### Alıştırma 1
Metne göre:
(a) Halkın yoksulluğunu giderecek çözüm önerileri anlatıldığında ne deniyor?
(b) Bu ülkede kaynakları kim çalışıp üretiyor?
(c) Hangi örgütlerin varlığının sona ermesi savunuluyor?
### Alıştırma 2
Metinde "Emek ve Özgürlük" sözlerinden "çözümler üretmiş olacağız." sözlerine kadar uzanan kısmı, "emekçi" yerine "işçi" koyarak yeniden yazar mısın?
### Alıştırma 3
Metindeki "NATO gibi emperyalist örgütlerin varlığının sona ermesini savunuyoruz." cümlesinin İngilizce çevirisi nedir?

### Kaynak
-------

Emek ve Özgürlük İttifakı, bugün ekonomi, işsizlik, yüksek enflasyon gibi halkın temel sorunlarının pansuman edilmesini savunmuyor. Dolayısıyla halkın ihtiyaçlarını gözeten ekonomi politikalarını savunuyor. Halkın yoksulluğunu giderecek çözüm önerilerini anlattığımızda kaynak yok deniyor. Fakat bu ülkede milyonlarca emekçi çalışıp kaynak üretiyor. Bu kaynaklar da bir avuç sermaye sahibi tarafından kullanıldığı için halk bu yoksulluğu çekiyor. Ekonomik kaynakların kullanımındaki sınıfsal tercihler değiştiğinde kalıcı çözümler üretmiş olacağız.

Dış politika konusundaki alternatifimiz de bizi onlardan ayırıyor. Emperyalist güçlerden bağımsız, onların bölgedeki hegemonyasına karşı çıkan, halkların kardeşliğini ve dayanışmasını esas alan bir dış politikayı savunuyoruz. NATO gibi emperyalist örgütlerin varlığının sona ermesini savunuyoruz. Bölge halklarının geleceğine kendisinin karar vereceği, ülke egemenliklerine saygı duyan bir politikamız var.

-------

### Saklanan Kayıtlar
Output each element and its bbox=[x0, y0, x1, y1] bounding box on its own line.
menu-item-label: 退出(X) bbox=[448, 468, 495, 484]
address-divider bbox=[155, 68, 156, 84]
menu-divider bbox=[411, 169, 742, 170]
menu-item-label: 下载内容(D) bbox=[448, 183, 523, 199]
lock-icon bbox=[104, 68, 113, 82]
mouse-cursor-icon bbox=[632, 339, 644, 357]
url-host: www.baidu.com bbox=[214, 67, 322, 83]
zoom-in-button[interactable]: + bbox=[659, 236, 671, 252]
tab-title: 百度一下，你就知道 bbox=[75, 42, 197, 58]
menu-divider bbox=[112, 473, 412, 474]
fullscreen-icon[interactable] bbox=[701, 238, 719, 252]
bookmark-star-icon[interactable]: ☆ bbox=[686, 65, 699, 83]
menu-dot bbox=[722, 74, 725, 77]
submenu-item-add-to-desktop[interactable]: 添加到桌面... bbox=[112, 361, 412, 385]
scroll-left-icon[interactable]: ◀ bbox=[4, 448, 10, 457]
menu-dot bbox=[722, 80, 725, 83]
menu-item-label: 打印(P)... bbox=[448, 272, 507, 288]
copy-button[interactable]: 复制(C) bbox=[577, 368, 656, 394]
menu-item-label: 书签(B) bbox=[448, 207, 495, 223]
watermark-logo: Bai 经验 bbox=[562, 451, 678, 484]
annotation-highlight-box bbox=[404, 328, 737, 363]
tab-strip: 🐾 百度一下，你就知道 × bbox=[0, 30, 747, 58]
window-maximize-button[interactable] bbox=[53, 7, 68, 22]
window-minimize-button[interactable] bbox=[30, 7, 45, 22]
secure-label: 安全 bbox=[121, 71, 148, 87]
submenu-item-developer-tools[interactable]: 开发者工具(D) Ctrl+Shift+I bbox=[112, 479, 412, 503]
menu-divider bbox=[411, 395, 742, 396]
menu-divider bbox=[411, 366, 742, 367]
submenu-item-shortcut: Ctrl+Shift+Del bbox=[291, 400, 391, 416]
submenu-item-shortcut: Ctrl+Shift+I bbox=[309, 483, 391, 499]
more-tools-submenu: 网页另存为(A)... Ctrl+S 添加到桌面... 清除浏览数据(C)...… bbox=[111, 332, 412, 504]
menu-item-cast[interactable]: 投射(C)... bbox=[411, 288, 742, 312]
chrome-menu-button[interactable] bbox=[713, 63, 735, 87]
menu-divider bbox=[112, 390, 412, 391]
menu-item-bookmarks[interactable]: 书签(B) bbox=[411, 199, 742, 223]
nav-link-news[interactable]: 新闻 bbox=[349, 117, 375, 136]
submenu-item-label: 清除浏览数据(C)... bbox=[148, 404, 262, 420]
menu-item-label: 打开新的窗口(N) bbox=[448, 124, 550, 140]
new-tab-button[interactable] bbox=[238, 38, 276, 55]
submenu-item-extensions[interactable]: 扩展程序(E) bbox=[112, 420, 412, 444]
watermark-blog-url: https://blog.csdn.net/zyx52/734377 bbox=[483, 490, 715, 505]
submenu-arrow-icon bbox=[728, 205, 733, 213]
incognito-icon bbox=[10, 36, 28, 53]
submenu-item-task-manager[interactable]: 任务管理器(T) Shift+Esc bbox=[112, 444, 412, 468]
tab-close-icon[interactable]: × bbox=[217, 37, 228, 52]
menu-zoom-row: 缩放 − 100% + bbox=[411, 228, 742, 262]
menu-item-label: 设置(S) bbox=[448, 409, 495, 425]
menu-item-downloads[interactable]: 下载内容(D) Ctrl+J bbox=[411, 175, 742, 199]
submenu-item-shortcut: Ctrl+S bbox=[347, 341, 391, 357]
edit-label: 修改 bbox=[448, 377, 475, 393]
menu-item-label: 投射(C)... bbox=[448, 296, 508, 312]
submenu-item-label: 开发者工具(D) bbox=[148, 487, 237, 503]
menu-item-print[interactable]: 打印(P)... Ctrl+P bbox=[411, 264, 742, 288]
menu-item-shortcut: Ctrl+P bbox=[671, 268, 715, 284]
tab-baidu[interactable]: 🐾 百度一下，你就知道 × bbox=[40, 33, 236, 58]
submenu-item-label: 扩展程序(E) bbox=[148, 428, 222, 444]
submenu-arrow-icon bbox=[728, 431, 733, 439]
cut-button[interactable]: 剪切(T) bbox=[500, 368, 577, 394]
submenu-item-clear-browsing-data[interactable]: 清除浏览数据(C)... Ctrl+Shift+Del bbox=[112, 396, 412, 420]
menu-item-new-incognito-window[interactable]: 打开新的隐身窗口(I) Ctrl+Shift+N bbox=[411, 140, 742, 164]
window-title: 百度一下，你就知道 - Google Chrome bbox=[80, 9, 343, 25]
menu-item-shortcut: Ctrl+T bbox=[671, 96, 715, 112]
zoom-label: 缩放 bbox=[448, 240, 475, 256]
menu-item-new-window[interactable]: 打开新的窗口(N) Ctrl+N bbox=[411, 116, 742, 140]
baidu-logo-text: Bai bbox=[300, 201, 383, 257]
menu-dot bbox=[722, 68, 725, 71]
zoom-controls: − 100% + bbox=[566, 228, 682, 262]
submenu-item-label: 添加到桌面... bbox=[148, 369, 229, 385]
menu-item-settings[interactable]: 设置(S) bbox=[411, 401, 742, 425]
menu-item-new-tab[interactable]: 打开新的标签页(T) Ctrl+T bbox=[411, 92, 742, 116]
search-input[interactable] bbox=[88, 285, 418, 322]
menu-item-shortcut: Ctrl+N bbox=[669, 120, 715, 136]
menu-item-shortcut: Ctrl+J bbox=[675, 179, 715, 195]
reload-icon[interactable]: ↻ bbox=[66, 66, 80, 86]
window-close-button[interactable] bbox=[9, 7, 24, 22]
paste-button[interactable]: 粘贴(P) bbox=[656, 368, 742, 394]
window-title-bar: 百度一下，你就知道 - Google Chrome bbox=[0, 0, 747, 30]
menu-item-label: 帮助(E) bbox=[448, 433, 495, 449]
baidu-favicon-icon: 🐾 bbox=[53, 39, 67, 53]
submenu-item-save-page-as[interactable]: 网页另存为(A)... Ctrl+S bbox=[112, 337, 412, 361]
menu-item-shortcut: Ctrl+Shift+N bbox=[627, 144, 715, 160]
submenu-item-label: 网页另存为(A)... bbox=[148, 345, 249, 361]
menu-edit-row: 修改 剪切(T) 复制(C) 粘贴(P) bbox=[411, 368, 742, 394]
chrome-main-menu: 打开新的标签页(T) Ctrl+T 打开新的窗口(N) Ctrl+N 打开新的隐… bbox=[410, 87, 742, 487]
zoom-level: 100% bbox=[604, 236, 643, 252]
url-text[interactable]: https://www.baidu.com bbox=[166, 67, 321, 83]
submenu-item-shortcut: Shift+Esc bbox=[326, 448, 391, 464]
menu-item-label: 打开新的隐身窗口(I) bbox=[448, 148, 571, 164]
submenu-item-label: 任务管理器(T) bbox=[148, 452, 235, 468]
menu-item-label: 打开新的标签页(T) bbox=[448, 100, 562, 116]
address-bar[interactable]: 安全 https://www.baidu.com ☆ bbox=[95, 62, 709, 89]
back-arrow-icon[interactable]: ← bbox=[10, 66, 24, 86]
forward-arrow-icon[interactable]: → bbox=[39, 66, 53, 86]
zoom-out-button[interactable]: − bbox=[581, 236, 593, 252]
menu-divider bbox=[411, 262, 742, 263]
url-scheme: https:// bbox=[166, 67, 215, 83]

-------

### Tam Yanıt 1
(a) Kaynak yok deniyor.
(b) Milyonlarca emekçi.
(c) NATO gibi emperyalist örgütlerin.

### Tam Yanıt 2
Emek ve Özgürlük İttifakı, bugün ekonomi, işsizlik, yüksek enflasyon gibi halkın temel sorunlarının pansuman edilmesini savunmuyor. Dolayısıyla halkın ihtiyaçlarını gözeten ekonomi politikalarını savunuyor. Halkın yoksulluğunu giderecek çözüm önerilerini anlattığımızda kaynak yok deniyor. Fakat bu ülkede milyonlarca işçi çalışıp kaynak üretiyor. Bu kaynaklar da bir avuç sermaye sahibi tarafından kullanıldığı için halk bu yoksulluğu çekiyor. Ekonomik kaynakların kullanımındaki sınıfsal tercihler değiştiğinde kalıcı çözümler üretmiş olacağız.

### Tam Yanıt 3
We advocate an end to the existence of imperialist organizations such as NATO.